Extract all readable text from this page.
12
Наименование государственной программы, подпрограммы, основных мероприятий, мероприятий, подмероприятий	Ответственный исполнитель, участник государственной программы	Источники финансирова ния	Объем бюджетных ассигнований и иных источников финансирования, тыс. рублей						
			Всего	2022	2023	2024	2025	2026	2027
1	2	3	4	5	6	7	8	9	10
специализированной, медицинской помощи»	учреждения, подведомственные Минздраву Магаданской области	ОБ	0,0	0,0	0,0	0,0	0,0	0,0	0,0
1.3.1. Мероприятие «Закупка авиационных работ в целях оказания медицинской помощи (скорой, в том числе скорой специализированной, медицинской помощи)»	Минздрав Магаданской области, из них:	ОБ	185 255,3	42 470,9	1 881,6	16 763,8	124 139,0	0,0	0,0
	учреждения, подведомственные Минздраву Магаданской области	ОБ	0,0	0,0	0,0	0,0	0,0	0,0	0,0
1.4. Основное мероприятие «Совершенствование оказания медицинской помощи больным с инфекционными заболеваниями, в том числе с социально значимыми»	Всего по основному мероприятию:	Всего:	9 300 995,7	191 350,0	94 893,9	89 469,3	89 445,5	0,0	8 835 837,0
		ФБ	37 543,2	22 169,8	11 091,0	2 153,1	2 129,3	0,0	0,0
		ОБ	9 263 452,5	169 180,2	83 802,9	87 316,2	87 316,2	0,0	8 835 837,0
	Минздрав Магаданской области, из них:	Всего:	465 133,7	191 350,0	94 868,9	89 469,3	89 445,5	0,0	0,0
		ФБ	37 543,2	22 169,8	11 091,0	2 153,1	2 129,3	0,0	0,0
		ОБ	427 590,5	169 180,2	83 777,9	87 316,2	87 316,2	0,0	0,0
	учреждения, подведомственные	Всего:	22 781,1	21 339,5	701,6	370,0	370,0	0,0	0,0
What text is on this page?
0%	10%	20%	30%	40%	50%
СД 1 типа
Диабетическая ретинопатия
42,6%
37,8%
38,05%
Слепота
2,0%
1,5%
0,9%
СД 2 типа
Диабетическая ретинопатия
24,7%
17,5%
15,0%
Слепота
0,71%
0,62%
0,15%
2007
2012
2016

________________________

> **Goal**: Scan the listing above and identify each line holding the string "page"; copy every such line.

> **Exercise solution**:
Extract all readable text from this page.
What text is on this page?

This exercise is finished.